■ **Description of the task**:
Print out each record below, unaltered and complete, without its images.

Start of Material

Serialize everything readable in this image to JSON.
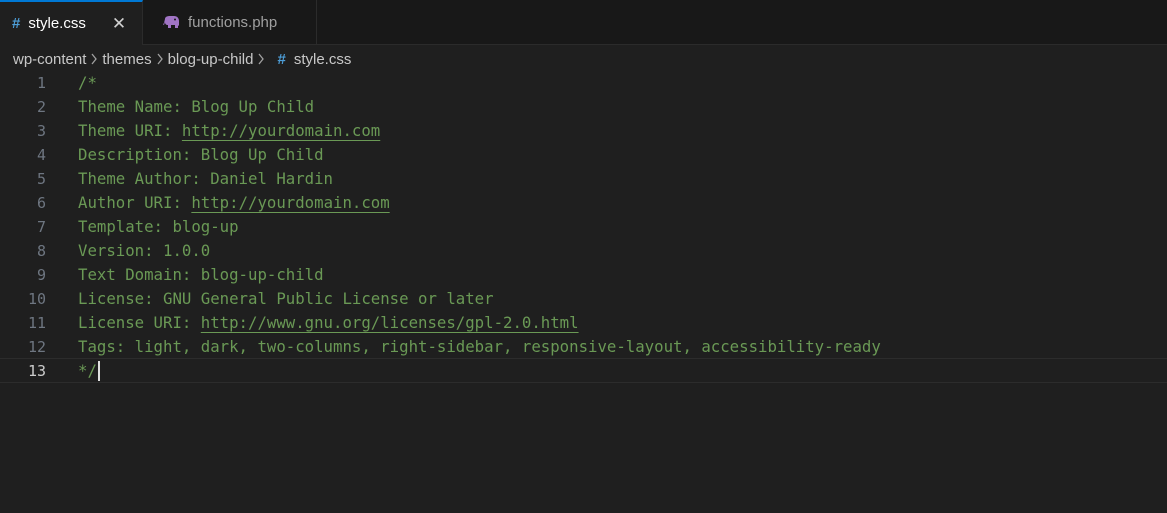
{
  "tabs": [
    {
      "label": "style.css",
      "icon": "css-hash-icon",
      "active": true,
      "close": "✕"
    },
    {
      "label": "functions.php",
      "icon": "php-elephant-icon",
      "active": false
    }
  ],
  "breadcrumb": {
    "items": [
      "wp-content",
      "themes",
      "blog-up-child"
    ],
    "file": "style.css"
  },
  "editor": {
    "active_line": 13,
    "line_numbers": [
      "1",
      "2",
      "3",
      "4",
      "5",
      "6",
      "7",
      "8",
      "9",
      "10",
      "11",
      "12",
      "13"
    ],
    "lines": {
      "l1": "/*",
      "l2": "Theme Name: Blog Up Child",
      "l3_pre": "Theme URI: ",
      "l3_link": "http://yourdomain.com",
      "l4": "Description: Blog Up Child",
      "l5": "Theme Author: Daniel Hardin",
      "l6_pre": "Author URI: ",
      "l6_link": "http://yourdomain.com",
      "l7": "Template: blog-up",
      "l8": "Version: 1.0.0",
      "l9": "Text Domain: blog-up-child",
      "l10": "License: GNU General Public License or later",
      "l11_pre": "License URI: ",
      "l11_link": "http://www.gnu.org/licenses/gpl-2.0.html",
      "l12": "Tags: light, dark, two-columns, right-sidebar, responsive-layout, accessibility-ready",
      "l13": "*/"
    }
  },
  "colors": {
    "background": "#1f1f1f",
    "comment": "#6a9955",
    "accent": "#0078d4",
    "css_icon": "#4d9dd6",
    "php_icon": "#a074c4"
  }
}
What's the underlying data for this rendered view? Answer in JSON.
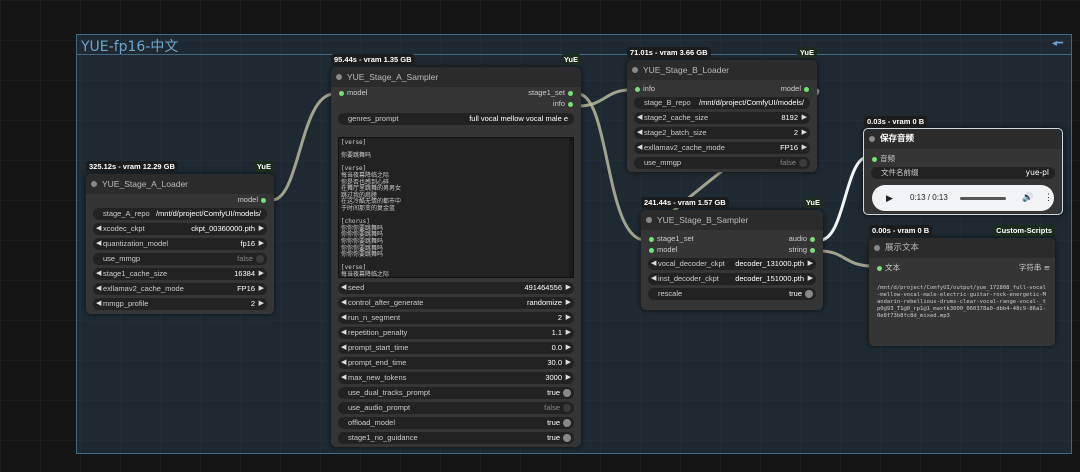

End of Material

■ **Right answer**:
Serialize everything readable in this image to JSON.
{
  "tabs": [
    {
      "label": "style.css",
      "icon": "css-hash-icon",
      "active": true,
      "close": "✕"
    },
    {
      "label": "functions.php",
      "icon": "php-elephant-icon",
      "active": false
    }
  ],
  "breadcrumb": {
    "items": [
      "wp-content",
      "themes",
      "blog-up-child"
    ],
    "file": "style.css"
  },
  "editor": {
    "active_line": 13,
    "line_numbers": [
      "1",
      "2",
      "3",
      "4",
      "5",
      "6",
      "7",
      "8",
      "9",
      "10",
      "11",
      "12",
      "13"
    ],
    "lines": {
      "l1": "/*",
      "l2": "Theme Name: Blog Up Child",
      "l3_pre": "Theme URI: ",
      "l3_link": "http://yourdomain.com",
      "l4": "Description: Blog Up Child",
      "l5": "Theme Author: Daniel Hardin",
      "l6_pre": "Author URI: ",
      "l6_link": "http://yourdomain.com",
      "l7": "Template: blog-up",
      "l8": "Version: 1.0.0",
      "l9": "Text Domain: blog-up-child",
      "l10": "License: GNU General Public License or later",
      "l11_pre": "License URI: ",
      "l11_link": "http://www.gnu.org/licenses/gpl-2.0.html",
      "l12": "Tags: light, dark, two-columns, right-sidebar, responsive-layout, accessibility-ready",
      "l13": "*/"
    }
  },
  "colors": {
    "background": "#1f1f1f",
    "comment": "#6a9955",
    "accent": "#0078d4",
    "css_icon": "#4d9dd6",
    "php_icon": "#a074c4"
  }
}
What's the underlying data for this rendered view? Answer in JSON.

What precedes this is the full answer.